__RECORDS FOR PROCESSING__.
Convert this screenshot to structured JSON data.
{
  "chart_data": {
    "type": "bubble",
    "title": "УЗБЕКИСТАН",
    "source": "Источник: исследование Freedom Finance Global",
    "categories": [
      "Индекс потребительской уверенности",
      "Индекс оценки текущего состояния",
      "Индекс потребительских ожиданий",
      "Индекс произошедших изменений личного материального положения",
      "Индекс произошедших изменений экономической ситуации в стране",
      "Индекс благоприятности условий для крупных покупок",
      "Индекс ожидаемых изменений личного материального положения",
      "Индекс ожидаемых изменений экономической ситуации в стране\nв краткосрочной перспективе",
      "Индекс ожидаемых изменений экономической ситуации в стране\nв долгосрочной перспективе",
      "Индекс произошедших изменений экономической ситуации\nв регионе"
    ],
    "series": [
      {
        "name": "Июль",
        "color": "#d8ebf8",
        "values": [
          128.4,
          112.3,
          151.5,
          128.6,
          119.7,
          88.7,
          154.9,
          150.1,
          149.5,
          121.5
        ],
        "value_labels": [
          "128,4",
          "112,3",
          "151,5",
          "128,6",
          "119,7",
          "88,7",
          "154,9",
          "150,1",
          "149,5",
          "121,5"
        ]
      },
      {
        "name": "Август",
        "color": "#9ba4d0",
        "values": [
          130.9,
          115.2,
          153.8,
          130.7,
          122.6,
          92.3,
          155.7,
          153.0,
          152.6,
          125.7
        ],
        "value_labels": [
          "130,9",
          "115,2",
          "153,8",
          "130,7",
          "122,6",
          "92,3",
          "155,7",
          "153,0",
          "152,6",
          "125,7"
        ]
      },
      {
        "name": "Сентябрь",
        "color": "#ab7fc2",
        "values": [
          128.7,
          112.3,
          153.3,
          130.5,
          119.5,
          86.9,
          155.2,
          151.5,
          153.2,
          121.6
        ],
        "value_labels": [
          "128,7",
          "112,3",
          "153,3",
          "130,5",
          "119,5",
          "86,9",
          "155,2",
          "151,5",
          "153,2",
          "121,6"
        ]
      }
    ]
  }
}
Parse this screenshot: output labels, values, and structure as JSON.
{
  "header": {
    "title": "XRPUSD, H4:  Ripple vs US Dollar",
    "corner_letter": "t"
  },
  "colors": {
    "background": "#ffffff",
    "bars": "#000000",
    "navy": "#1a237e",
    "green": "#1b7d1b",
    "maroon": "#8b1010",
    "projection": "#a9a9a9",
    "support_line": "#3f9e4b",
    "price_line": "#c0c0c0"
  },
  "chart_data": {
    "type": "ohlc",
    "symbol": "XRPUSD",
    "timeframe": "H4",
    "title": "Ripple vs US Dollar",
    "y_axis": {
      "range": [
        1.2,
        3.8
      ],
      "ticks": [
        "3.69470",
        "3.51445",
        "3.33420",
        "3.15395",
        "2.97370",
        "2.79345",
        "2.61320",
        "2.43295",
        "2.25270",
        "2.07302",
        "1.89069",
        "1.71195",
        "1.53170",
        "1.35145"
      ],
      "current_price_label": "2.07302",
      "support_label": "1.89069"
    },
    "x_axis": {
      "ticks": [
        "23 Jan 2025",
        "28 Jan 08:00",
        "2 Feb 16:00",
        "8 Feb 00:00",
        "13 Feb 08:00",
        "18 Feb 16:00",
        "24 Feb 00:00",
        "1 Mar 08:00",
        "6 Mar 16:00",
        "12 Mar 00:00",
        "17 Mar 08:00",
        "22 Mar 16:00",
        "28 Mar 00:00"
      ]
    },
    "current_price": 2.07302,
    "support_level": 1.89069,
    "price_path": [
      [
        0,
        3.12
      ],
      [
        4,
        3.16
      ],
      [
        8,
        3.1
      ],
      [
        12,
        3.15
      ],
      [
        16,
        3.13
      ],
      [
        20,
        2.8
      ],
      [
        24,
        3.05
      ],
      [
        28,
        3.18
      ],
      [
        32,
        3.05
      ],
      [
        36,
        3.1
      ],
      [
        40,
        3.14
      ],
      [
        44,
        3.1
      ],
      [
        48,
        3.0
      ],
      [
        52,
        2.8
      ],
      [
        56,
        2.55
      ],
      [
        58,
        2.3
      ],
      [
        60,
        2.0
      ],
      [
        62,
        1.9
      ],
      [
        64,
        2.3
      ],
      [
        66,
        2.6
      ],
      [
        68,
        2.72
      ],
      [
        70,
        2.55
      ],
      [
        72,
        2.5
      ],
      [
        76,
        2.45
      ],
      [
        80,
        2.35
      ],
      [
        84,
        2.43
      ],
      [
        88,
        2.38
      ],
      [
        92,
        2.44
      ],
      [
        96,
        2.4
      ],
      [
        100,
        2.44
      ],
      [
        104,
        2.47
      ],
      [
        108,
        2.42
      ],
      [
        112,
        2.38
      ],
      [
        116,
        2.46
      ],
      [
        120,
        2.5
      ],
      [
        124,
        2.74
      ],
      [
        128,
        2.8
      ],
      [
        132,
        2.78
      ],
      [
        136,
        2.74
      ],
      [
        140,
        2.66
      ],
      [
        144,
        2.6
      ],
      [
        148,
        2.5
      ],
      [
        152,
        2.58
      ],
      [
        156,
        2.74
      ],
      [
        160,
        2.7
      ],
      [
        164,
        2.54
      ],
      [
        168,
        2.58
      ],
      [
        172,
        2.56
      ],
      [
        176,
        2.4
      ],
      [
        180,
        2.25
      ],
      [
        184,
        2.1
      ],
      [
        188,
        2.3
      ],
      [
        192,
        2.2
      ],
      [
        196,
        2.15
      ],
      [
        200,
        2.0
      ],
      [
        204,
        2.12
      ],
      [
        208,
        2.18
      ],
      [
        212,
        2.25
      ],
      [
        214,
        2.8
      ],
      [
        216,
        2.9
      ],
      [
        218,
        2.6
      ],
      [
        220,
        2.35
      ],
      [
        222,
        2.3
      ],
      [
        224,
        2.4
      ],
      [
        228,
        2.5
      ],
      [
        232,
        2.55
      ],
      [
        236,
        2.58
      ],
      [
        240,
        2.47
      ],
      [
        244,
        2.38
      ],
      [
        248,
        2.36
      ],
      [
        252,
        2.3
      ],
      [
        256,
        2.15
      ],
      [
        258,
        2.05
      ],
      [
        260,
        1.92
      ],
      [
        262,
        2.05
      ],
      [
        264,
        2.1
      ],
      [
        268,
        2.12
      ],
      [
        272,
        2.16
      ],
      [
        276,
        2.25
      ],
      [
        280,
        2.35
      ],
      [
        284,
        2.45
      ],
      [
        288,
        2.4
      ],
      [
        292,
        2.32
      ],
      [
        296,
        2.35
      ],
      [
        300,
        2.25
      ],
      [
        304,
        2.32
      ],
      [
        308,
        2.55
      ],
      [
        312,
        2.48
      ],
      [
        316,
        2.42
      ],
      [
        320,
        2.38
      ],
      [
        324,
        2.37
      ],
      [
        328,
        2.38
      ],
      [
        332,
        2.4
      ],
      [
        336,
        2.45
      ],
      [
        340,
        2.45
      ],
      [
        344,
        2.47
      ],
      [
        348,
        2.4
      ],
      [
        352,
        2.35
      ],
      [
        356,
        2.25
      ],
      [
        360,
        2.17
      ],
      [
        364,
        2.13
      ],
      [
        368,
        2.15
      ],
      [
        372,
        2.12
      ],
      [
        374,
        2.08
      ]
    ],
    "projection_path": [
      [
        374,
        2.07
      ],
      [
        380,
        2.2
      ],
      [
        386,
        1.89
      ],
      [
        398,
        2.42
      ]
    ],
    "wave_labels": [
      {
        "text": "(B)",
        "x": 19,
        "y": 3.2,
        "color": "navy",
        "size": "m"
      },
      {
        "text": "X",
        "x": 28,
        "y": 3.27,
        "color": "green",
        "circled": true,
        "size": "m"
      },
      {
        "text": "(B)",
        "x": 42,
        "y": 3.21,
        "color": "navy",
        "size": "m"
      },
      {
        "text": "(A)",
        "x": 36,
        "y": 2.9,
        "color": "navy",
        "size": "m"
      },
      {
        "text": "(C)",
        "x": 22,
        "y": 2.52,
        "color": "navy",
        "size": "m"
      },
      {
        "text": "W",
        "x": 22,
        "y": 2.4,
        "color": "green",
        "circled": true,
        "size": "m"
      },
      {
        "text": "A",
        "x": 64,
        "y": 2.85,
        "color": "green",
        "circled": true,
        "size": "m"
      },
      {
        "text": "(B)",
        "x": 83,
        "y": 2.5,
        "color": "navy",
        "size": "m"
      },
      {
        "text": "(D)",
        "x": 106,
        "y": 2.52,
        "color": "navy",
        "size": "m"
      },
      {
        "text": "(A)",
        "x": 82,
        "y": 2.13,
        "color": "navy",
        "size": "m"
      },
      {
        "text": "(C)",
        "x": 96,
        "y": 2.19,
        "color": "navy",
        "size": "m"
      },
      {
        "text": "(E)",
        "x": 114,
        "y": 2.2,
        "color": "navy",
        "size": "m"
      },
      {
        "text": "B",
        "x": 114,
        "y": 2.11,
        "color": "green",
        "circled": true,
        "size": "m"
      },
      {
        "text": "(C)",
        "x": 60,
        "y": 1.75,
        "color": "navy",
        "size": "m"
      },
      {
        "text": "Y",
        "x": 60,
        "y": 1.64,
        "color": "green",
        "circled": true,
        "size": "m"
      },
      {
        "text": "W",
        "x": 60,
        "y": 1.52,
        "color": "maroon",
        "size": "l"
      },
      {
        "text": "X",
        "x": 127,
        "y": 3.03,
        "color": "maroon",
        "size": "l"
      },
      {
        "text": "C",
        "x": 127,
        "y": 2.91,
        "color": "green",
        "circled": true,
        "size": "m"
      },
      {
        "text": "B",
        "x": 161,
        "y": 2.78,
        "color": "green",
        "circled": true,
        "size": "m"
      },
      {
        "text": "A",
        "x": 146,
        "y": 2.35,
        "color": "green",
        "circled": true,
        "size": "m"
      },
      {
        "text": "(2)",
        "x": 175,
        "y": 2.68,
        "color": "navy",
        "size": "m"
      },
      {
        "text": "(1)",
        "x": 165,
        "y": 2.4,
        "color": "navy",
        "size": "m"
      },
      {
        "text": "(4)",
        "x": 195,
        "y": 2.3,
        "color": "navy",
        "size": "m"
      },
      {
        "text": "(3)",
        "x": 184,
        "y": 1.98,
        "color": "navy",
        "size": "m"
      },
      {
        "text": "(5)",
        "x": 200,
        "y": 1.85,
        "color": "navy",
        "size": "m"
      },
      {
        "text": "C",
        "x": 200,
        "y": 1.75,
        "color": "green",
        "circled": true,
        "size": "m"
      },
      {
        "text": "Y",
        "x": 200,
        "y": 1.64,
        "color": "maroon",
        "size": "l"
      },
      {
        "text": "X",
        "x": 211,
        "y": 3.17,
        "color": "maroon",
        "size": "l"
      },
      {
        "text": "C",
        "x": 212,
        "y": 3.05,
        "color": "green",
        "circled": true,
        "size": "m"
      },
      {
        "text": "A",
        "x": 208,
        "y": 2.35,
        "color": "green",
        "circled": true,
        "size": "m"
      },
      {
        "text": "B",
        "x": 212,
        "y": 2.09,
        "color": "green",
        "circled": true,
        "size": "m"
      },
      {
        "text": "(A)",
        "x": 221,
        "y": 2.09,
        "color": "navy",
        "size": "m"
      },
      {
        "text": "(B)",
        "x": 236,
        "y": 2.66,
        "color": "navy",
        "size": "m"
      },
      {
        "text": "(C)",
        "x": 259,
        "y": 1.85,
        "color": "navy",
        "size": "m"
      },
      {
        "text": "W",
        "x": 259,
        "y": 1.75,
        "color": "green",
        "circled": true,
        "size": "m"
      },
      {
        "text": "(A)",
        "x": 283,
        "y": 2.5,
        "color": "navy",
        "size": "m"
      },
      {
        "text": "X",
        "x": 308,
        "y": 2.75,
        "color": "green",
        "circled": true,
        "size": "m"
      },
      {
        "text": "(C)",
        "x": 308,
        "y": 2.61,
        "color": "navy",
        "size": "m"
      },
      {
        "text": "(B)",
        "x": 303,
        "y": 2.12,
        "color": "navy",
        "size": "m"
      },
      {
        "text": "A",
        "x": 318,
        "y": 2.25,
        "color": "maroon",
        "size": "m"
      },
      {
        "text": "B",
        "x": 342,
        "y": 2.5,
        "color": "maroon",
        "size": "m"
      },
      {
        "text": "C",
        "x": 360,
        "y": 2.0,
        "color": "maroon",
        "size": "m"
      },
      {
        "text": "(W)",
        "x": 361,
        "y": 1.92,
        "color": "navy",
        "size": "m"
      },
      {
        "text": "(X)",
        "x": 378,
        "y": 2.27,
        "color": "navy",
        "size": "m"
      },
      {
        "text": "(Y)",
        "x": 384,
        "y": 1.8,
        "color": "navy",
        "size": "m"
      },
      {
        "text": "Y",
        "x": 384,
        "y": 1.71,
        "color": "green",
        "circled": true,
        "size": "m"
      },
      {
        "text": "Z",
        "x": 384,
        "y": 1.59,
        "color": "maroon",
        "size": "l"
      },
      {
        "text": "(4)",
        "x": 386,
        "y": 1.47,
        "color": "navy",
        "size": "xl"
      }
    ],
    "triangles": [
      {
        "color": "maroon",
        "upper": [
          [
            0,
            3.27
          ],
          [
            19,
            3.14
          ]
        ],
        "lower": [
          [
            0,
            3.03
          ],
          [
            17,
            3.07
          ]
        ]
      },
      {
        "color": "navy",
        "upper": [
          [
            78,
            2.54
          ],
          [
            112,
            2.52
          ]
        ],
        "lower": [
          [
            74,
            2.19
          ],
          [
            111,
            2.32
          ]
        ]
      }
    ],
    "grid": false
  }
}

__EXERCISE PROMPT__.
Scan the listing above. Collect all lines with the word "личного".

__TASK SOLUTION__.
      "Индекс произошедших изменений личного материального положения",
      "Индекс ожидаемых изменений личного материального положения",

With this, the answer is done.